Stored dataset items
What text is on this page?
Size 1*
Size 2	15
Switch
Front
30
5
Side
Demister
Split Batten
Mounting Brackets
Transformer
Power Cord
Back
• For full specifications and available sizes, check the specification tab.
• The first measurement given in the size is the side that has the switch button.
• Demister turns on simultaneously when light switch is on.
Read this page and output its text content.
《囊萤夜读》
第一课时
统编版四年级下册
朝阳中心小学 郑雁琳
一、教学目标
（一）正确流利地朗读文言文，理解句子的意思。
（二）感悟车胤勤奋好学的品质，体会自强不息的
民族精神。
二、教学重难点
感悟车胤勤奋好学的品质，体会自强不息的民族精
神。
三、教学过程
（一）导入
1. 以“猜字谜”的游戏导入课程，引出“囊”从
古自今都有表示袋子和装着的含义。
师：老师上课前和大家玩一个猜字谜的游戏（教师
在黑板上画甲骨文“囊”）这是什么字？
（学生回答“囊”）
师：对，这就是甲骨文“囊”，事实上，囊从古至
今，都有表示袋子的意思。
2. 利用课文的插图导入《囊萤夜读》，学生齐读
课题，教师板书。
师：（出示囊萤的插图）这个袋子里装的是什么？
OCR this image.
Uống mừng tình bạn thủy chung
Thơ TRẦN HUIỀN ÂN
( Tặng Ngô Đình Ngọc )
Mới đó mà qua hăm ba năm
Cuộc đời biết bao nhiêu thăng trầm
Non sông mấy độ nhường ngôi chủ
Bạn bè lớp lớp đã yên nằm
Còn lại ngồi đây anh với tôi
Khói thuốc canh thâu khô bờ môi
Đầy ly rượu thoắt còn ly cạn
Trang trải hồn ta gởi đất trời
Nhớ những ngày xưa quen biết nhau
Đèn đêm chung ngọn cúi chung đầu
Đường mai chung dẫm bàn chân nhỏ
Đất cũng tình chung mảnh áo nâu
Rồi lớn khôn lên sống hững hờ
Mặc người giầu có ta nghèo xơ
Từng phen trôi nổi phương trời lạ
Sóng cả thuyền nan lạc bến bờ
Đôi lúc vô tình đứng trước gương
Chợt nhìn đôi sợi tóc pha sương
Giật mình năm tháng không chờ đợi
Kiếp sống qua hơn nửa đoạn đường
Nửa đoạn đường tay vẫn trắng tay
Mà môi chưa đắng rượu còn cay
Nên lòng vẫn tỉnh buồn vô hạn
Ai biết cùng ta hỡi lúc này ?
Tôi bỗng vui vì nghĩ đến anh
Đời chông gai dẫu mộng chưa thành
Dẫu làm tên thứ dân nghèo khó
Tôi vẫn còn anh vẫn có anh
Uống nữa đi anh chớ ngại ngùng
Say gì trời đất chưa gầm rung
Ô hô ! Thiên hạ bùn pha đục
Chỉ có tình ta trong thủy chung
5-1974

**What you have to do:** Your answer should be a single number: the count of lines containing the word "thủy".

**Task answer:** 2